- WHAT TO DO: Rewrite the rows below so that every "series-4-point" becomes "series-4-marker" and nothing else changes. Leave the pictures out.

- EXTRACTED MATERIAL:
— START —
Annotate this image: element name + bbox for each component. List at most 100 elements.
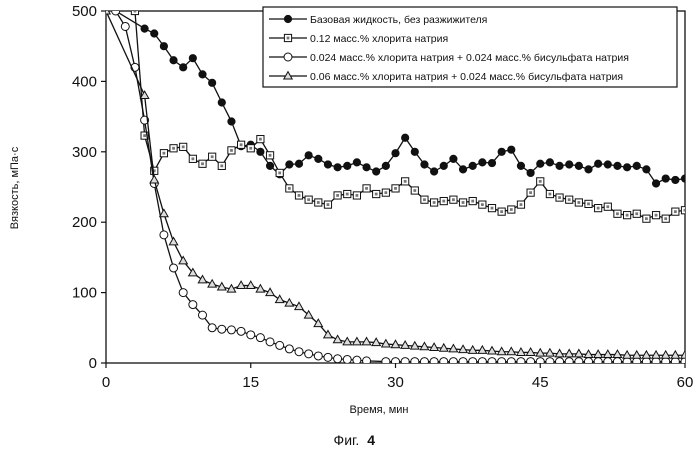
series-1-point: [381, 161, 390, 170]
legend: Базовая жидкость, без разжижителя 0.12 ма…: [262, 6, 678, 88]
y-tick-label: 500: [72, 3, 97, 20]
series-2-point-inner: [683, 208, 685, 212]
series-3-point: [593, 357, 603, 363]
series-2-point-inner: [529, 191, 532, 195]
series-1-point: [372, 167, 381, 176]
series-2-point-inner: [287, 187, 291, 190]
caption-number: 4: [367, 432, 375, 448]
series-1-point: [391, 149, 400, 158]
legend-label: Базовая жидкость, без разжижителя: [310, 14, 487, 26]
y-tick-label: 300: [72, 144, 97, 161]
series-1-point: [208, 78, 217, 87]
series-4-point: [158, 208, 169, 218]
caption-prefix: Фиг.: [334, 432, 360, 448]
series-4-point: [245, 280, 256, 290]
series-4-point: [602, 349, 613, 359]
series-3-point: [236, 326, 246, 336]
series-1-line: [115, 11, 685, 185]
series-3-point: [323, 352, 333, 362]
x-axis-label: Время, мин: [350, 404, 409, 416]
series-1-point: [526, 168, 535, 178]
series-1-point: [150, 29, 159, 38]
series-1-point: [333, 163, 342, 172]
series-3-point: [207, 323, 217, 333]
series-2-point-inner: [297, 194, 301, 197]
series-2-point-inner: [673, 210, 677, 214]
series-1-point: [536, 159, 545, 168]
series-4-point: [467, 344, 478, 354]
series-4-point: [255, 283, 266, 293]
series-1-point: [487, 158, 497, 168]
series-2-point-inner: [664, 217, 668, 221]
series-2-point-inner: [500, 210, 504, 214]
series-4-point: [226, 283, 237, 293]
series-4-point: [139, 90, 150, 99]
series-2-point-inner: [567, 198, 571, 202]
series-2-point-inner: [268, 153, 272, 157]
series-3-point: [448, 357, 458, 363]
series-3-point: [458, 357, 468, 363]
series-4: [106, 11, 685, 359]
series-3-point: [198, 310, 207, 320]
series-2-point-inner: [307, 198, 311, 202]
series-1-point: [680, 174, 685, 183]
series-3-point: [429, 357, 439, 363]
series-4-point: [612, 349, 623, 359]
x-tick-label: 30: [387, 374, 404, 391]
series-2-point-inner: [461, 201, 465, 204]
series-3-point: [381, 357, 391, 363]
series-1-point: [304, 151, 313, 160]
legend-item-1: Базовая жидкость, без разжижителя: [269, 14, 487, 26]
series-1-point: [574, 161, 583, 170]
series-2-point-inner: [326, 203, 330, 206]
series-4-point: [207, 278, 218, 288]
series-2-point-inner: [616, 212, 619, 216]
series-1-point: [439, 161, 448, 170]
series-1-point: [497, 147, 506, 156]
series-4-point: [573, 348, 584, 358]
series-4-point: [641, 349, 652, 359]
series-1-point: [362, 163, 371, 172]
series-2-point-inner: [201, 162, 204, 166]
series-1-point: [671, 175, 680, 185]
series-3-point: [275, 340, 285, 350]
series-1-point: [565, 160, 574, 169]
series-1-point: [468, 161, 477, 170]
series-2-point-inner: [596, 206, 600, 210]
series-3-point: [584, 357, 593, 363]
series-4-point: [274, 294, 285, 304]
series-4-point: [293, 301, 305, 311]
series-4-line: [106, 11, 685, 356]
series-1-point: [613, 161, 622, 170]
series-1-point: [584, 165, 593, 174]
series-3-point: [661, 357, 671, 363]
series-3-point: [487, 357, 497, 363]
series-3-point: [564, 357, 574, 363]
series-3-point: [516, 357, 526, 363]
series-3-point: [535, 357, 545, 363]
series-2-point-inner: [587, 202, 590, 206]
series-2-point-inner: [316, 201, 320, 204]
series-3-point: [468, 357, 478, 363]
series-4-point: [535, 347, 546, 357]
series-3-point: [159, 230, 169, 240]
series-3-point: [362, 356, 372, 363]
x-tick-label: 0: [102, 374, 110, 391]
series-1-point: [285, 160, 294, 169]
series-4-point: [187, 267, 198, 277]
series-3-point: [603, 357, 613, 363]
series-2-point-inner: [625, 213, 629, 217]
series-3-point: [410, 357, 420, 363]
series-4-point: [400, 339, 411, 349]
series-3-point: [400, 357, 410, 363]
series-2-point-inner: [509, 208, 513, 211]
series-3-point: [391, 357, 400, 363]
series-1-point: [314, 154, 323, 163]
series-2-point-inner: [432, 201, 436, 204]
series-4-point: [322, 329, 334, 339]
series-1-point: [140, 24, 149, 33]
series-layer: [106, 11, 685, 363]
series-2-point-inner: [606, 205, 610, 209]
series-4-point: [631, 349, 642, 359]
legend-marker: [282, 70, 294, 80]
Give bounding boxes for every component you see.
— END —
- EXERCISE RESPONSE:
Annotate this image: element name + bbox for each component. List at most 100 elements.
series-1-point: [381, 161, 390, 170]
legend: Базовая жидкость, без разжижителя 0.12 ма…: [262, 6, 678, 88]
y-tick-label: 500: [72, 3, 97, 20]
series-2-point-inner: [683, 208, 685, 212]
series-3-point: [593, 357, 603, 363]
series-2-point-inner: [529, 191, 532, 195]
series-1-point: [372, 167, 381, 176]
series-2-point-inner: [287, 187, 291, 190]
caption-number: 4: [367, 432, 375, 448]
series-1-point: [391, 149, 400, 158]
legend-label: Базовая жидкость, без разжижителя: [310, 14, 487, 26]
y-tick-label: 300: [72, 144, 97, 161]
series-1-point: [208, 78, 217, 87]
series-4-marker: [158, 208, 169, 218]
caption-prefix: Фиг.: [334, 432, 360, 448]
series-4-marker: [245, 280, 256, 290]
series-4-marker: [602, 349, 613, 359]
series-3-point: [236, 326, 246, 336]
series-1-line: [115, 11, 685, 185]
series-3-point: [323, 352, 333, 362]
x-axis-label: Время, мин: [350, 404, 409, 416]
series-1-point: [526, 168, 535, 178]
series-1-point: [150, 29, 159, 38]
series-1-point: [333, 163, 342, 172]
series-3-point: [207, 323, 217, 333]
series-2-point-inner: [297, 194, 301, 197]
series-2-point-inner: [673, 210, 677, 214]
series-1-point: [536, 159, 545, 168]
series-4-marker: [467, 344, 478, 354]
series-4-marker: [255, 283, 266, 293]
series-1-point: [487, 158, 497, 168]
series-2-point-inner: [664, 217, 668, 221]
series-2-point-inner: [500, 210, 504, 214]
series-4-marker: [226, 283, 237, 293]
series-4-marker: [139, 90, 150, 99]
series-2-point-inner: [567, 198, 571, 202]
series-2-point-inner: [268, 153, 272, 157]
series-3-point: [448, 357, 458, 363]
series-3-point: [458, 357, 468, 363]
series-4: [106, 11, 685, 359]
series-3-point: [198, 310, 207, 320]
series-2-point-inner: [307, 198, 311, 202]
series-1-point: [680, 174, 685, 183]
series-3-point: [429, 357, 439, 363]
series-4-marker: [612, 349, 623, 359]
x-tick-label: 30: [387, 374, 404, 391]
series-2-point-inner: [461, 201, 465, 204]
series-3-point: [381, 357, 391, 363]
series-1-point: [304, 151, 313, 160]
legend-item-1: Базовая жидкость, без разжижителя: [269, 14, 487, 26]
series-1-point: [574, 161, 583, 170]
series-2-point-inner: [326, 203, 330, 206]
series-4-marker: [207, 278, 218, 288]
series-2-point-inner: [616, 212, 619, 216]
series-1-point: [439, 161, 448, 170]
series-1-point: [497, 147, 506, 156]
series-4-marker: [573, 348, 584, 358]
series-4-marker: [641, 349, 652, 359]
series-1-point: [362, 163, 371, 172]
series-2-point-inner: [201, 162, 204, 166]
series-1-point: [671, 175, 680, 185]
series-3-point: [275, 340, 285, 350]
series-1-point: [565, 160, 574, 169]
series-1-point: [468, 161, 477, 170]
series-2-point-inner: [596, 206, 600, 210]
series-3-point: [584, 357, 593, 363]
series-4-marker: [274, 294, 285, 304]
series-4-marker: [293, 301, 305, 311]
series-4-line: [106, 11, 685, 356]
series-1-point: [613, 161, 622, 170]
series-1-point: [584, 165, 593, 174]
series-3-point: [661, 357, 671, 363]
series-3-point: [487, 357, 497, 363]
series-3-point: [564, 357, 574, 363]
series-3-point: [516, 357, 526, 363]
series-3-point: [535, 357, 545, 363]
series-2-point-inner: [587, 202, 590, 206]
series-2-point-inner: [316, 201, 320, 204]
series-3-point: [468, 357, 478, 363]
series-4-marker: [535, 347, 546, 357]
series-3-point: [159, 230, 169, 240]
series-3-point: [362, 356, 372, 363]
x-tick-label: 0: [102, 374, 110, 391]
series-1-point: [285, 160, 294, 169]
series-4-marker: [187, 267, 198, 277]
series-3-point: [603, 357, 613, 363]
series-2-point-inner: [625, 213, 629, 217]
series-3-point: [410, 357, 420, 363]
series-4-marker: [400, 339, 411, 349]
series-3-point: [400, 357, 410, 363]
series-2-point-inner: [509, 208, 513, 211]
series-3-point: [391, 357, 400, 363]
series-1-point: [314, 154, 323, 163]
series-2-point-inner: [432, 201, 436, 204]
series-4-marker: [322, 329, 334, 339]
series-1-point: [140, 24, 149, 33]
series-layer: [106, 11, 685, 363]
series-2-point-inner: [606, 205, 610, 209]
series-4-marker: [631, 349, 642, 359]
legend-marker: [282, 70, 294, 80]
Give bounding boxes for every component you see.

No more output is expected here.